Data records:

* Start *

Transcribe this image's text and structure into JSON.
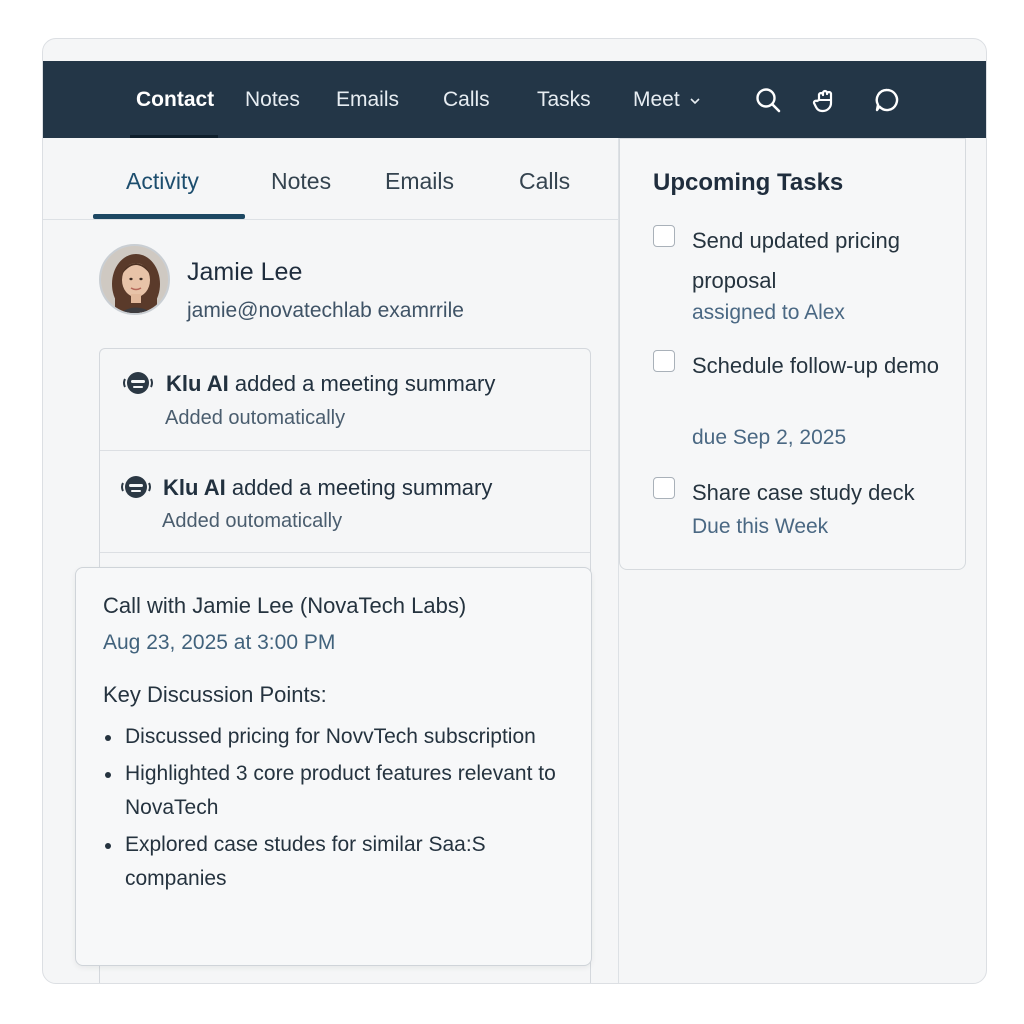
{
  "topnav": {
    "items": [
      "Contact",
      "Notes",
      "Emails",
      "Calls",
      "Tasks",
      "Meet"
    ],
    "active_index": 0,
    "meet_chevron": "chevron-down-icon",
    "icons": [
      "search-icon",
      "hand-icon",
      "chat-icon"
    ]
  },
  "tabs": {
    "items": [
      "Activity",
      "Notes",
      "Emails",
      "Calls"
    ],
    "active_index": 0
  },
  "contact": {
    "name": "Jamie Lee",
    "email": "jamie@novatechlab examrrile"
  },
  "activities": [
    {
      "author": "Klu AI",
      "action": "added a meeting summary",
      "sub": "Added outomatically"
    },
    {
      "author": "Klu AI",
      "action": "added a meeting summary",
      "sub": "Added outomatically"
    }
  ],
  "call_summary": {
    "title": "Call with Jamie Lee (NovaTech Labs)",
    "datetime": "Aug 23, 2025 at 3:00 PM",
    "heading": "Key Discussion Points:",
    "points": [
      "Discussed pricing for NovvTech subscription",
      "Highlighted 3 core product features relevant to NovaTech",
      "Explored case studes for similar Saa:S companies"
    ]
  },
  "upcoming_tasks": {
    "title": "Upcoming Tasks",
    "items": [
      {
        "title": "Send updated pricing proposal",
        "meta": "assigned to Alex",
        "checked": false
      },
      {
        "title": "Schedule follow-up demo",
        "meta": "due Sep 2, 2025",
        "checked": false
      },
      {
        "title": "Share case study deck",
        "meta": "Due this Week",
        "checked": false
      }
    ]
  },
  "colors": {
    "topbar": "#233647",
    "accent": "#1d4863",
    "meta_text": "#4a6883"
  }
}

* End *

→ TO BE DONE: Would you mind returning each entry above word for word, skipping the images?

→ RESULT OF THE EXERCISE:
Transcribe this image's text and structure into JSON.
{
  "topnav": {
    "items": [
      "Contact",
      "Notes",
      "Emails",
      "Calls",
      "Tasks",
      "Meet"
    ],
    "active_index": 0,
    "meet_chevron": "chevron-down-icon",
    "icons": [
      "search-icon",
      "hand-icon",
      "chat-icon"
    ]
  },
  "tabs": {
    "items": [
      "Activity",
      "Notes",
      "Emails",
      "Calls"
    ],
    "active_index": 0
  },
  "contact": {
    "name": "Jamie Lee",
    "email": "jamie@novatechlab examrrile"
  },
  "activities": [
    {
      "author": "Klu AI",
      "action": "added a meeting summary",
      "sub": "Added outomatically"
    },
    {
      "author": "Klu AI",
      "action": "added a meeting summary",
      "sub": "Added outomatically"
    }
  ],
  "call_summary": {
    "title": "Call with Jamie Lee (NovaTech Labs)",
    "datetime": "Aug 23, 2025 at 3:00 PM",
    "heading": "Key Discussion Points:",
    "points": [
      "Discussed pricing for NovvTech subscription",
      "Highlighted 3 core product features relevant to NovaTech",
      "Explored case studes for similar Saa:S companies"
    ]
  },
  "upcoming_tasks": {
    "title": "Upcoming Tasks",
    "items": [
      {
        "title": "Send updated pricing proposal",
        "meta": "assigned to Alex",
        "checked": false
      },
      {
        "title": "Schedule follow-up demo",
        "meta": "due Sep 2, 2025",
        "checked": false
      },
      {
        "title": "Share case study deck",
        "meta": "Due this Week",
        "checked": false
      }
    ]
  },
  "colors": {
    "topbar": "#233647",
    "accent": "#1d4863",
    "meta_text": "#4a6883"
  }
}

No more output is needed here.